§ **Objective**
Return the records in full, exactly as given.

[START Provided records]

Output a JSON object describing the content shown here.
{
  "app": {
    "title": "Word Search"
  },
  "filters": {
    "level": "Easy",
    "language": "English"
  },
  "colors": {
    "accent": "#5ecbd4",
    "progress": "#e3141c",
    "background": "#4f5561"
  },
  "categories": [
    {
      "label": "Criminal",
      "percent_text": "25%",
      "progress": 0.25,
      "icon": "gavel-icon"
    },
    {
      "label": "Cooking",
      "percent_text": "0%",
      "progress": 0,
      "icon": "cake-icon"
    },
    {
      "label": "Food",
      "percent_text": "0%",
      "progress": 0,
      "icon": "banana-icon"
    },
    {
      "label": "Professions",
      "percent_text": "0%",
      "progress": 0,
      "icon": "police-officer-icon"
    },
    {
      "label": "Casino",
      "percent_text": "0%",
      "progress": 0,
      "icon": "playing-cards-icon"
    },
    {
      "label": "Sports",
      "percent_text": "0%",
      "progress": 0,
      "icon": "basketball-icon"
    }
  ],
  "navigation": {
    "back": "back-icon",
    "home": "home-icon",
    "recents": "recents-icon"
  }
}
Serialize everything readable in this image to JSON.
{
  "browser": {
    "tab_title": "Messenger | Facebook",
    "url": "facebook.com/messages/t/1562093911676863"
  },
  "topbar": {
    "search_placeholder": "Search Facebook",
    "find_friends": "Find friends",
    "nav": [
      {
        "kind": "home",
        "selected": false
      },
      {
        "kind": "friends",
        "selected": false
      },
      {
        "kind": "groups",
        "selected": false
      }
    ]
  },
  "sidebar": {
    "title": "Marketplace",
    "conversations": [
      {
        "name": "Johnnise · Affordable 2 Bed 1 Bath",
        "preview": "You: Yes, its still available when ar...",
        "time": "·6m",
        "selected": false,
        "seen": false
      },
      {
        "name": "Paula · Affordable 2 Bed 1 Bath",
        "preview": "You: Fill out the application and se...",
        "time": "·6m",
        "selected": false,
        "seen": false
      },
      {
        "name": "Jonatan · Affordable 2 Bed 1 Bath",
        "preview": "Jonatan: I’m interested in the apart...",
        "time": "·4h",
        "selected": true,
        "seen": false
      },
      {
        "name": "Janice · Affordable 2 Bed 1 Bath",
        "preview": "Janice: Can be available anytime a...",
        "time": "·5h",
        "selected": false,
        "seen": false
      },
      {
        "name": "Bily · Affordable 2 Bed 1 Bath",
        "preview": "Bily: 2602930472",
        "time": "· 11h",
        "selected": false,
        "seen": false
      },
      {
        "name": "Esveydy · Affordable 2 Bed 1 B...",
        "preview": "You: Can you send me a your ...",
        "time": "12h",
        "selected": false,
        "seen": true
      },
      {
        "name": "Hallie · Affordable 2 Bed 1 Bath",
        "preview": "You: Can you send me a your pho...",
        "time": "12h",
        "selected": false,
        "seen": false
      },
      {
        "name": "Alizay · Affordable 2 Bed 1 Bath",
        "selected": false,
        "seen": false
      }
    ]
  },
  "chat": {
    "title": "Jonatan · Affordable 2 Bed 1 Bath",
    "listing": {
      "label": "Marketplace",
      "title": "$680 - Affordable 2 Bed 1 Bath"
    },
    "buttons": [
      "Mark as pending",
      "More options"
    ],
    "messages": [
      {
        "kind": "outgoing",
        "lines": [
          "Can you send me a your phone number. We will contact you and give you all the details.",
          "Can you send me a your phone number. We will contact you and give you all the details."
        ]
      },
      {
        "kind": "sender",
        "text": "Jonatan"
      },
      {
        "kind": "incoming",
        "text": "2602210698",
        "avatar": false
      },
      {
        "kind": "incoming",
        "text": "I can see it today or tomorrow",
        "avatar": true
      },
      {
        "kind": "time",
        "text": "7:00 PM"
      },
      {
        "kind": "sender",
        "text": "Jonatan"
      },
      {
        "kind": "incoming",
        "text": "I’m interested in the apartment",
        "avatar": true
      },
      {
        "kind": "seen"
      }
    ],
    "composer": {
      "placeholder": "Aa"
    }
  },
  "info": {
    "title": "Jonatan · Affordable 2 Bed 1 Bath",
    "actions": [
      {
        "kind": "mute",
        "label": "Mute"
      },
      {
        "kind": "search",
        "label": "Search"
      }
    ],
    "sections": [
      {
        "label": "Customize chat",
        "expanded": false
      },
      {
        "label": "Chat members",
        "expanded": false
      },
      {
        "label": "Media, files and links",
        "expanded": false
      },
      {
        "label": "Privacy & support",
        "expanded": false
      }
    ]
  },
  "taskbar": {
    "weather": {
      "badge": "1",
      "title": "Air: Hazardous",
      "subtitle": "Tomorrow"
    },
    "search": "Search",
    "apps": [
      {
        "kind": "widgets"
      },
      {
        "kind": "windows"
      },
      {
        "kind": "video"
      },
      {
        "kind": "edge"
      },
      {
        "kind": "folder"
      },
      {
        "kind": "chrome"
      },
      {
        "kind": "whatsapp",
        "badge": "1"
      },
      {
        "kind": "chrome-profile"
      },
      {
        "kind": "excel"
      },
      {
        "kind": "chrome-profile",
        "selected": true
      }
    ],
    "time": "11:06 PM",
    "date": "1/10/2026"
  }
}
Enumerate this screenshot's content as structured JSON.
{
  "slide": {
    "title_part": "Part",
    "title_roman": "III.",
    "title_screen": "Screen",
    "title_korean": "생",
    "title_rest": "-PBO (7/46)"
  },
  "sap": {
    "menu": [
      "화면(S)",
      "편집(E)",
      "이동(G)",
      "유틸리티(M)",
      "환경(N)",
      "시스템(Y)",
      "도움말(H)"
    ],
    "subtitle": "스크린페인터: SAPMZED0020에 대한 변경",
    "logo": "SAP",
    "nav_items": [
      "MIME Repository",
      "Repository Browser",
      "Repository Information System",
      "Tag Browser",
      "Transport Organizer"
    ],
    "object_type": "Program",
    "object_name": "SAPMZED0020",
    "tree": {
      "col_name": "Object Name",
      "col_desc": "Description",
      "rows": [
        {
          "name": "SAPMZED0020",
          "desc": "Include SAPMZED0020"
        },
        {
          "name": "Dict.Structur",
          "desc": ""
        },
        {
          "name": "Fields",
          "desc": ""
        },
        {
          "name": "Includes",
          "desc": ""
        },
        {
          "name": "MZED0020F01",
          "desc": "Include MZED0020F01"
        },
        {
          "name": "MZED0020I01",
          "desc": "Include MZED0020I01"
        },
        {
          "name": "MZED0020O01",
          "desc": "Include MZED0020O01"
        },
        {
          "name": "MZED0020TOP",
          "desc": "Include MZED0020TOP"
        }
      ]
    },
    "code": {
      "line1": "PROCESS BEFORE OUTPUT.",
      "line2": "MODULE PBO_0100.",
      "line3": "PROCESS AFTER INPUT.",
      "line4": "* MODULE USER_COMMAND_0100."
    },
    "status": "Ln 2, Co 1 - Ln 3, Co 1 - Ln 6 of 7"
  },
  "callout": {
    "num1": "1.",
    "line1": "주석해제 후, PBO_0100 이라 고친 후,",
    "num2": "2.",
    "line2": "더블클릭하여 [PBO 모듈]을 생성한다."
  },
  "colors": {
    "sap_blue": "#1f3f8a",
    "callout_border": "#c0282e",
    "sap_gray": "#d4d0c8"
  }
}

[END Provided records]

§ **Result**
Output a JSON object describing the content shown here.
{
  "app": {
    "title": "Word Search"
  },
  "filters": {
    "level": "Easy",
    "language": "English"
  },
  "colors": {
    "accent": "#5ecbd4",
    "progress": "#e3141c",
    "background": "#4f5561"
  },
  "categories": [
    {
      "label": "Criminal",
      "percent_text": "25%",
      "progress": 0.25,
      "icon": "gavel-icon"
    },
    {
      "label": "Cooking",
      "percent_text": "0%",
      "progress": 0,
      "icon": "cake-icon"
    },
    {
      "label": "Food",
      "percent_text": "0%",
      "progress": 0,
      "icon": "banana-icon"
    },
    {
      "label": "Professions",
      "percent_text": "0%",
      "progress": 0,
      "icon": "police-officer-icon"
    },
    {
      "label": "Casino",
      "percent_text": "0%",
      "progress": 0,
      "icon": "playing-cards-icon"
    },
    {
      "label": "Sports",
      "percent_text": "0%",
      "progress": 0,
      "icon": "basketball-icon"
    }
  ],
  "navigation": {
    "back": "back-icon",
    "home": "home-icon",
    "recents": "recents-icon"
  }
}
Serialize everything readable in this image to JSON.
{
  "browser": {
    "tab_title": "Messenger | Facebook",
    "url": "facebook.com/messages/t/1562093911676863"
  },
  "topbar": {
    "search_placeholder": "Search Facebook",
    "find_friends": "Find friends",
    "nav": [
      {
        "kind": "home",
        "selected": false
      },
      {
        "kind": "friends",
        "selected": false
      },
      {
        "kind": "groups",
        "selected": false
      }
    ]
  },
  "sidebar": {
    "title": "Marketplace",
    "conversations": [
      {
        "name": "Johnnise · Affordable 2 Bed 1 Bath",
        "preview": "You: Yes, its still available when ar...",
        "time": "·6m",
        "selected": false,
        "seen": false
      },
      {
        "name": "Paula · Affordable 2 Bed 1 Bath",
        "preview": "You: Fill out the application and se...",
        "time": "·6m",
        "selected": false,
        "seen": false
      },
      {
        "name": "Jonatan · Affordable 2 Bed 1 Bath",
        "preview": "Jonatan: I’m interested in the apart...",
        "time": "·4h",
        "selected": true,
        "seen": false
      },
      {
        "name": "Janice · Affordable 2 Bed 1 Bath",
        "preview": "Janice: Can be available anytime a...",
        "time": "·5h",
        "selected": false,
        "seen": false
      },
      {
        "name": "Bily · Affordable 2 Bed 1 Bath",
        "preview": "Bily: 2602930472",
        "time": "· 11h",
        "selected": false,
        "seen": false
      },
      {
        "name": "Esveydy · Affordable 2 Bed 1 B...",
        "preview": "You: Can you send me a your ...",
        "time": "12h",
        "selected": false,
        "seen": true
      },
      {
        "name": "Hallie · Affordable 2 Bed 1 Bath",
        "preview": "You: Can you send me a your pho...",
        "time": "12h",
        "selected": false,
        "seen": false
      },
      {
        "name": "Alizay · Affordable 2 Bed 1 Bath",
        "selected": false,
        "seen": false
      }
    ]
  },
  "chat": {
    "title": "Jonatan · Affordable 2 Bed 1 Bath",
    "listing": {
      "label": "Marketplace",
      "title": "$680 - Affordable 2 Bed 1 Bath"
    },
    "buttons": [
      "Mark as pending",
      "More options"
    ],
    "messages": [
      {
        "kind": "outgoing",
        "lines": [
          "Can you send me a your phone number. We will contact you and give you all the details.",
          "Can you send me a your phone number. We will contact you and give you all the details."
        ]
      },
      {
        "kind": "sender",
        "text": "Jonatan"
      },
      {
        "kind": "incoming",
        "text": "2602210698",
        "avatar": false
      },
      {
        "kind": "incoming",
        "text": "I can see it today or tomorrow",
        "avatar": true
      },
      {
        "kind": "time",
        "text": "7:00 PM"
      },
      {
        "kind": "sender",
        "text": "Jonatan"
      },
      {
        "kind": "incoming",
        "text": "I’m interested in the apartment",
        "avatar": true
      },
      {
        "kind": "seen"
      }
    ],
    "composer": {
      "placeholder": "Aa"
    }
  },
  "info": {
    "title": "Jonatan · Affordable 2 Bed 1 Bath",
    "actions": [
      {
        "kind": "mute",
        "label": "Mute"
      },
      {
        "kind": "search",
        "label": "Search"
      }
    ],
    "sections": [
      {
        "label": "Customize chat",
        "expanded": false
      },
      {
        "label": "Chat members",
        "expanded": false
      },
      {
        "label": "Media, files and links",
        "expanded": false
      },
      {
        "label": "Privacy & support",
        "expanded": false
      }
    ]
  },
  "taskbar": {
    "weather": {
      "badge": "1",
      "title": "Air: Hazardous",
      "subtitle": "Tomorrow"
    },
    "search": "Search",
    "apps": [
      {
        "kind": "widgets"
      },
      {
        "kind": "windows"
      },
      {
        "kind": "video"
      },
      {
        "kind": "edge"
      },
      {
        "kind": "folder"
      },
      {
        "kind": "chrome"
      },
      {
        "kind": "whatsapp",
        "badge": "1"
      },
      {
        "kind": "chrome-profile"
      },
      {
        "kind": "excel"
      },
      {
        "kind": "chrome-profile",
        "selected": true
      }
    ],
    "time": "11:06 PM",
    "date": "1/10/2026"
  }
}
Enumerate this screenshot's content as structured JSON.
{
  "slide": {
    "title_part": "Part",
    "title_roman": "III.",
    "title_screen": "Screen",
    "title_korean": "생",
    "title_rest": "-PBO (7/46)"
  },
  "sap": {
    "menu": [
      "화면(S)",
      "편집(E)",
      "이동(G)",
      "유틸리티(M)",
      "환경(N)",
      "시스템(Y)",
      "도움말(H)"
    ],
    "subtitle": "스크린페인터: SAPMZED0020에 대한 변경",
    "logo": "SAP",
    "nav_items": [
      "MIME Repository",
      "Repository Browser",
      "Repository Information System",
      "Tag Browser",
      "Transport Organizer"
    ],
    "object_type": "Program",
    "object_name": "SAPMZED0020",
    "tree": {
      "col_name": "Object Name",
      "col_desc": "Description",
      "rows": [
        {
          "name": "SAPMZED0020",
          "desc": "Include SAPMZED0020"
        },
        {
          "name": "Dict.Structur",
          "desc": ""
        },
        {
          "name": "Fields",
          "desc": ""
        },
        {
          "name": "Includes",
          "desc": ""
        },
        {
          "name": "MZED0020F01",
          "desc": "Include MZED0020F01"
        },
        {
          "name": "MZED0020I01",
          "desc": "Include MZED0020I01"
        },
        {
          "name": "MZED0020O01",
          "desc": "Include MZED0020O01"
        },
        {
          "name": "MZED0020TOP",
          "desc": "Include MZED0020TOP"
        }
      ]
    },
    "code": {
      "line1": "PROCESS BEFORE OUTPUT.",
      "line2": "MODULE PBO_0100.",
      "line3": "PROCESS AFTER INPUT.",
      "line4": "* MODULE USER_COMMAND_0100."
    },
    "status": "Ln 2, Co 1 - Ln 3, Co 1 - Ln 6 of 7"
  },
  "callout": {
    "num1": "1.",
    "line1": "주석해제 후, PBO_0100 이라 고친 후,",
    "num2": "2.",
    "line2": "더블클릭하여 [PBO 모듈]을 생성한다."
  },
  "colors": {
    "sap_blue": "#1f3f8a",
    "callout_border": "#c0282e",
    "sap_gray": "#d4d0c8"
  }
}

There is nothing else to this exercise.